Work to do
Gather each line in the entries that includes the string "Frame".

[Stored items from a collection]
──────────────────────────────

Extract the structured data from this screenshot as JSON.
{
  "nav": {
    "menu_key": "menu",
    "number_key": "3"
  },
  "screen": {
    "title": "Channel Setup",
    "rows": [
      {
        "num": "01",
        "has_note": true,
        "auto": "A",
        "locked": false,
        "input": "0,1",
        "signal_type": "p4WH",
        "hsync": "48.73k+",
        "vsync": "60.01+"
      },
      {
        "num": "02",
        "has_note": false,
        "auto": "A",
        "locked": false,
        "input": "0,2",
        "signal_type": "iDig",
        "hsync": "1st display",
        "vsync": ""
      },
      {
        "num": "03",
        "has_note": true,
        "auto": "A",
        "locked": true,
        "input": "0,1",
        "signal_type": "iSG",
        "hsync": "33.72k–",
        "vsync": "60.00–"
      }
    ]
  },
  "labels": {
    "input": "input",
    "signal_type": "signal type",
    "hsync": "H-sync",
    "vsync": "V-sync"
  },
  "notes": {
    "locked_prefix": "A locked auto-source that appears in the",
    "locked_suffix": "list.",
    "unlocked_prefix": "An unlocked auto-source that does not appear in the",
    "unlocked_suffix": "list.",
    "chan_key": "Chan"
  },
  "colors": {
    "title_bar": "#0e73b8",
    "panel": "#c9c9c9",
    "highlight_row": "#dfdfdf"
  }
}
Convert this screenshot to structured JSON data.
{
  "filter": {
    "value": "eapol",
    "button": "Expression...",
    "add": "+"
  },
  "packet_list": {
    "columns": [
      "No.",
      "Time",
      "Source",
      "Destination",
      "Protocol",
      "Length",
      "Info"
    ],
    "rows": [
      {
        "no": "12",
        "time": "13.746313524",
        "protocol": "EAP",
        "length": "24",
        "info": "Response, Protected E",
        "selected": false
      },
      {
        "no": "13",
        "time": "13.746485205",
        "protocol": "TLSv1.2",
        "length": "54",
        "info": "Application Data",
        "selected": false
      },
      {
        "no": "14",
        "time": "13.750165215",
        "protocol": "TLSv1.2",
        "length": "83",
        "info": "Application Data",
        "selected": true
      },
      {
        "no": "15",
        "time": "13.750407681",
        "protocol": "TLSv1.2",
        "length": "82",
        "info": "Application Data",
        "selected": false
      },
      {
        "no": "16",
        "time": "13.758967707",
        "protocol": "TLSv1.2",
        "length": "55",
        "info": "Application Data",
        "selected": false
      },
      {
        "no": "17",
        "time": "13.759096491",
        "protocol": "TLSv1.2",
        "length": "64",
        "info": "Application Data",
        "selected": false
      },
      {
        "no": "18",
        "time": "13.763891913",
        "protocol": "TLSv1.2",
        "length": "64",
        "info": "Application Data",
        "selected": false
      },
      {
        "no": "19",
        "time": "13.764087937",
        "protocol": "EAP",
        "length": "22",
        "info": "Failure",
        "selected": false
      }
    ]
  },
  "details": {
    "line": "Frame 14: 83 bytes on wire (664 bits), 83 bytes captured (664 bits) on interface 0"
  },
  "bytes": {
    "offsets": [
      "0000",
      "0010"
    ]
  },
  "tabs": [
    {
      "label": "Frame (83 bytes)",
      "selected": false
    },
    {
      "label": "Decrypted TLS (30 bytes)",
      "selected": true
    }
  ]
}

──────────────────────────────

Reply
    "line": "Frame 14: 83 bytes on wire (664 bits), 83 bytes captured (664 bits) on interface 0"
      "label": "Frame (83 bytes)",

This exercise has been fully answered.